__GIVEN DATA__.
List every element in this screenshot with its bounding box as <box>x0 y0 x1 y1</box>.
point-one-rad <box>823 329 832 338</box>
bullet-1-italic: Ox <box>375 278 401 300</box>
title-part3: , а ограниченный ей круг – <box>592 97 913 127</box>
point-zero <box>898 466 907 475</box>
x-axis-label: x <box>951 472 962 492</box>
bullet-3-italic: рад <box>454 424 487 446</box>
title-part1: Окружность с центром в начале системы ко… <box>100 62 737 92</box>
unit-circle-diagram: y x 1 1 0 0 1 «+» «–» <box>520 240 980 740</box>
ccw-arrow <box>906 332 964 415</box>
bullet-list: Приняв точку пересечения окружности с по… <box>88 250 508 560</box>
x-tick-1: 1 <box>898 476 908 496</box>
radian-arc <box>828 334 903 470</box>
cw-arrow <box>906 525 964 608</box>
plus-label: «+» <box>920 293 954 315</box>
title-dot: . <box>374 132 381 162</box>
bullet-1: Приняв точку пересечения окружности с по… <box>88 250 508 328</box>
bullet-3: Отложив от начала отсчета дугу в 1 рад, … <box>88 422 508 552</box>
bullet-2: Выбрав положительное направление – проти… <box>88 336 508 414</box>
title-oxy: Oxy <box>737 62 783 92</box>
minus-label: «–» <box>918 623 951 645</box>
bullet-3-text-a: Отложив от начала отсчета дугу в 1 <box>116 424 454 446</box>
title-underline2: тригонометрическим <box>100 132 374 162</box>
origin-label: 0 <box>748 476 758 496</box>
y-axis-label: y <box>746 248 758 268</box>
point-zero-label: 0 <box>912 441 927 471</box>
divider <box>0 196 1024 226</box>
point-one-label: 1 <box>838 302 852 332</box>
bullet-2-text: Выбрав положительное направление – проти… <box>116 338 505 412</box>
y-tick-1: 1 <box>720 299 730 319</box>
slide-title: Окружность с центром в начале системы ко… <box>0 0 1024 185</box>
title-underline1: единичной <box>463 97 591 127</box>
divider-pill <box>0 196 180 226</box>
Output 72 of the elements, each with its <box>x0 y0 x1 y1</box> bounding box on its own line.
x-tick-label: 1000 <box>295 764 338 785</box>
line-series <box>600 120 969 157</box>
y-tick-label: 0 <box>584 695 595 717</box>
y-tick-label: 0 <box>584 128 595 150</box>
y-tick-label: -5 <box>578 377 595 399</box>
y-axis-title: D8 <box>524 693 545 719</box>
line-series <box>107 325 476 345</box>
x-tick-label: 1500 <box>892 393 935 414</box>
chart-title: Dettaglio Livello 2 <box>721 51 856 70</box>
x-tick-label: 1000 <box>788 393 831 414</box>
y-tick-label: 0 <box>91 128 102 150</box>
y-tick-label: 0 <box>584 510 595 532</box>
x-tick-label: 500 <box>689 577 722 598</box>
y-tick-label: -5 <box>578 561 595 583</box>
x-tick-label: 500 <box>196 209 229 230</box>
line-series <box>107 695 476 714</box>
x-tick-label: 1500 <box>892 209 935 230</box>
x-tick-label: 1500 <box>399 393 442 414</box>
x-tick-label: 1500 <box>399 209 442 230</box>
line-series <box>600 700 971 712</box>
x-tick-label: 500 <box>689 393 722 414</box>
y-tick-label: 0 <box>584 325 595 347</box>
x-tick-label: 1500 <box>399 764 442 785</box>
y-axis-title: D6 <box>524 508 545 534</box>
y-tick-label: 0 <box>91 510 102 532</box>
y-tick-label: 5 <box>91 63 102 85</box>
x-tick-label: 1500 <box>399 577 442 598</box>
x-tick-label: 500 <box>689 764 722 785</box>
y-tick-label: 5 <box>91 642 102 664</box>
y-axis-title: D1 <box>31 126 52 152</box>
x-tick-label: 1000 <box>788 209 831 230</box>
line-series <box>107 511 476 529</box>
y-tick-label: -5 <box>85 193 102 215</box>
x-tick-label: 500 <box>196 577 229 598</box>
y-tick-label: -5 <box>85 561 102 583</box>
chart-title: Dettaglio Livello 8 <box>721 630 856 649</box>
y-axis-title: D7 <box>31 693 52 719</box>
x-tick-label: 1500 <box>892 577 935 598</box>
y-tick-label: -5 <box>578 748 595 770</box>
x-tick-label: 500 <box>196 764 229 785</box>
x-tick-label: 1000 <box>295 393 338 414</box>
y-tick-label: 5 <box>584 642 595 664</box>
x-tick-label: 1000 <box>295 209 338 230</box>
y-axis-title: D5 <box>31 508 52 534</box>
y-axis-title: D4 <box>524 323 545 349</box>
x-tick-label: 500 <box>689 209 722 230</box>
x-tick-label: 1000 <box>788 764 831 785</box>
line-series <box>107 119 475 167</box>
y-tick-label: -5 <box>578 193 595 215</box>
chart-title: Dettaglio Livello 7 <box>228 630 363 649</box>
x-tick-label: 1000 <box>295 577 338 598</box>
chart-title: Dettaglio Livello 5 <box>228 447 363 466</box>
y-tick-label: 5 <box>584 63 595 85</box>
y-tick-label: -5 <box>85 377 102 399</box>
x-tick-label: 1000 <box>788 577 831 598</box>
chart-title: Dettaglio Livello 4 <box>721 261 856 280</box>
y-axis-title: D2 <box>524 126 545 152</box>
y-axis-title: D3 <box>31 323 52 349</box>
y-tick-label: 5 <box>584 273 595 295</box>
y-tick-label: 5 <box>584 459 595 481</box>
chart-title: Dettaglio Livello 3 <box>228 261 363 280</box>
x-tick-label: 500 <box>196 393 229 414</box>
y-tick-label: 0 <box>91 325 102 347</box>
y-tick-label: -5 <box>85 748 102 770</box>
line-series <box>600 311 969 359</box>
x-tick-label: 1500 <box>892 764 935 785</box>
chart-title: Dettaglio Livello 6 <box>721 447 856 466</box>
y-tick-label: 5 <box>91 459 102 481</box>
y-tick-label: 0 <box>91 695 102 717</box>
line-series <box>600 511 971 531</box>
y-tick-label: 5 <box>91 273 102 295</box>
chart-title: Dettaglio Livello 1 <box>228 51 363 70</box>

__TASK DESCRIPTION__. Convert every line of the material above into a JSON array of strings, one string per line, and leave out any blank lines.

__EXPECTED ANSWER__.
[
  "List every element in this screenshot with its bounding box as <box>x0 y0 x1 y1</box>.",
  "point-one-rad <box>823 329 832 338</box>",
  "bullet-1-italic: Ox <box>375 278 401 300</box>",
  "title-part3: , а ограниченный ей круг – <box>592 97 913 127</box>",
  "point-zero <box>898 466 907 475</box>",
  "x-axis-label: x <box>951 472 962 492</box>",
  "bullet-3-italic: рад <box>454 424 487 446</box>",
  "title-part1: Окружность с центром в начале системы ко… <box>100 62 737 92</box>",
  "unit-circle-diagram: y x 1 1 0 0 1 «+» «–» <box>520 240 980 740</box>",
  "ccw-arrow <box>906 332 964 415</box>",
  "bullet-list: Приняв точку пересечения окружности с по… <box>88 250 508 560</box>",
  "x-tick-1: 1 <box>898 476 908 496</box>",
  "radian-arc <box>828 334 903 470</box>",
  "cw-arrow <box>906 525 964 608</box>",
  "plus-label: «+» <box>920 293 954 315</box>",
  "title-dot: . <box>374 132 381 162</box>",
  "bullet-1: Приняв точку пересечения окружности с по… <box>88 250 508 328</box>",
  "bullet-3: Отложив от начала отсчета дугу в 1 рад, … <box>88 422 508 552</box>",
  "bullet-2: Выбрав положительное направление – проти… <box>88 336 508 414</box>",
  "title-oxy: Oxy <box>737 62 783 92</box>",
  "minus-label: «–» <box>918 623 951 645</box>",
  "bullet-3-text-a: Отложив от начала отсчета дугу в 1 <box>116 424 454 446</box>",
  "title-underline2: тригонометрическим <box>100 132 374 162</box>",
  "origin-label: 0 <box>748 476 758 496</box>",
  "y-axis-label: y <box>746 248 758 268</box>",
  "point-zero-label: 0 <box>912 441 927 471</box>",
  "divider <box>0 196 1024 226</box>",
  "point-one-label: 1 <box>838 302 852 332</box>",
  "bullet-2-text: Выбрав положительное направление – проти… <box>116 338 505 412</box>",
  "y-tick-1: 1 <box>720 299 730 319</box>",
  "slide-title: Окружность с центром в начале системы ко… <box>0 0 1024 185</box>",
  "title-underline1: единичной <box>463 97 591 127</box>",
  "divider-pill <box>0 196 180 226</box>",
  "Output 72 of the elements, each with its <box>x0 y0 x1 y1</box> bounding box on its own line.",
  "x-tick-label: 1000 <box>295 764 338 785</box>",
  "line-series <box>600 120 969 157</box>",
  "y-tick-label: 0 <box>584 695 595 717</box>",
  "y-tick-label: 0 <box>584 128 595 150</box>",
  "y-tick-label: -5 <box>578 377 595 399</box>",
  "y-axis-title: D8 <box>524 693 545 719</box>",
  "line-series <box>107 325 476 345</box>",
  "x-tick-label: 1500 <box>892 393 935 414</box>",
  "chart-title: Dettaglio Livello 2 <box>721 51 856 70</box>",
  "x-tick-label: 1000 <box>788 393 831 414</box>",
  "y-tick-label: 0 <box>91 128 102 150</box>",
  "y-tick-label: 0 <box>584 510 595 532</box>",
  "x-tick-label: 500 <box>689 577 722 598</box>",
  "y-tick-label: -5 <box>578 561 595 583</box>",
  "x-tick-label: 500 <box>196 209 229 230</box>",
  "line-series <box>107 695 476 714</box>",
  "x-tick-label: 1500 <box>892 209 935 230</box>",
  "x-tick-label: 1500 <box>399 393 442 414</box>",
  "x-tick-label: 1500 <box>399 209 442 230</box>",
  "line-series <box>600 700 971 712</box>",
  "x-tick-label: 500 <box>689 393 722 414</box>",
  "y-tick-label: 0 <box>584 325 595 347</box>",
  "x-tick-label: 1500 <box>399 764 442 785</box>",
  "y-axis-title: D6 <box>524 508 545 534</box>",
  "y-tick-label: 0 <box>91 510 102 532</box>",
  "y-tick-label: 5 <box>91 63 102 85</box>",
  "x-tick-label: 1500 <box>399 577 442 598</box>",
  "x-tick-label: 500 <box>689 764 722 785</box>",
  "y-tick-label: 5 <box>91 642 102 664</box>",
  "y-axis-title: D1 <box>31 126 52 152</box>",
  "x-tick-label: 1000 <box>788 209 831 230</box>",
  "line-series <box>107 511 476 529</box>",
  "y-tick-label: -5 <box>85 193 102 215</box>",
  "x-tick-label: 500 <box>196 577 229 598</box>",
  "y-tick-label: -5 <box>85 561 102 583</box>",
  "chart-title: Dettaglio Livello 8 <box>721 630 856 649</box>",
  "y-axis-title: D7 <box>31 693 52 719</box>",
  "x-tick-label: 1500 <box>892 577 935 598</box>",
  "y-tick-label: -5 <box>578 748 595 770</box>",
  "x-tick-label: 500 <box>196 764 229 785</box>",
  "x-tick-label: 1000 <box>295 393 338 414</box>",
  "y-tick-label: 5 <box>584 642 595 664</box>",
  "x-tick-label: 1000 <box>295 209 338 230</box>",
  "y-axis-title: D5 <box>31 508 52 534</box>",
  "y-axis-title: D4 <box>524 323 545 349</box>",
  "x-tick-label: 500 <box>689 209 722 230</box>",
  "x-tick-label: 1000 <box>788 764 831 785</box>",
  "line-series <box>107 119 475 167</box>",
  "y-tick-label: -5 <box>578 193 595 215</box>",
  "chart-title: Dettaglio Livello 7 <box>228 630 363 649</box>",
  "x-tick-label: 1000 <box>295 577 338 598</box>",
  "chart-title: Dettaglio Livello 5 <box>228 447 363 466</box>",
  "y-tick-label: 5 <box>584 63 595 85</box>",
  "y-tick-label: -5 <box>85 377 102 399</box>",
  "x-tick-label: 1000 <box>788 577 831 598</box>",
  "chart-title: Dettaglio Livello 4 <box>721 261 856 280</box>",
  "y-axis-title: D2 <box>524 126 545 152</box>",
  "y-axis-title: D3 <box>31 323 52 349</box>",
  "y-tick-label: 5 <box>584 273 595 295</box>",
  "y-tick-label: 5 <box>584 459 595 481</box>",
  "chart-title: Dettaglio Livello 3 <box>228 261 363 280</box>",
  "x-tick-label: 500 <box>196 393 229 414</box>",
  "y-tick-label: 0 <box>91 325 102 347</box>",
  "y-tick-label: -5 <box>85 748 102 770</box>",
  "line-series <box>600 311 969 359</box>",
  "x-tick-label: 1500 <box>892 764 935 785</box>",
  "chart-title: Dettaglio Livello 6 <box>721 447 856 466</box>",
  "y-tick-label: 5 <box>91 459 102 481</box>",
  "y-tick-label: 0 <box>91 695 102 717</box>",
  "line-series <box>600 511 971 531</box>",
  "y-tick-label: 5 <box>91 273 102 295</box>",
  "chart-title: Dettaglio Livello 1 <box>228 51 363 70</box>"
]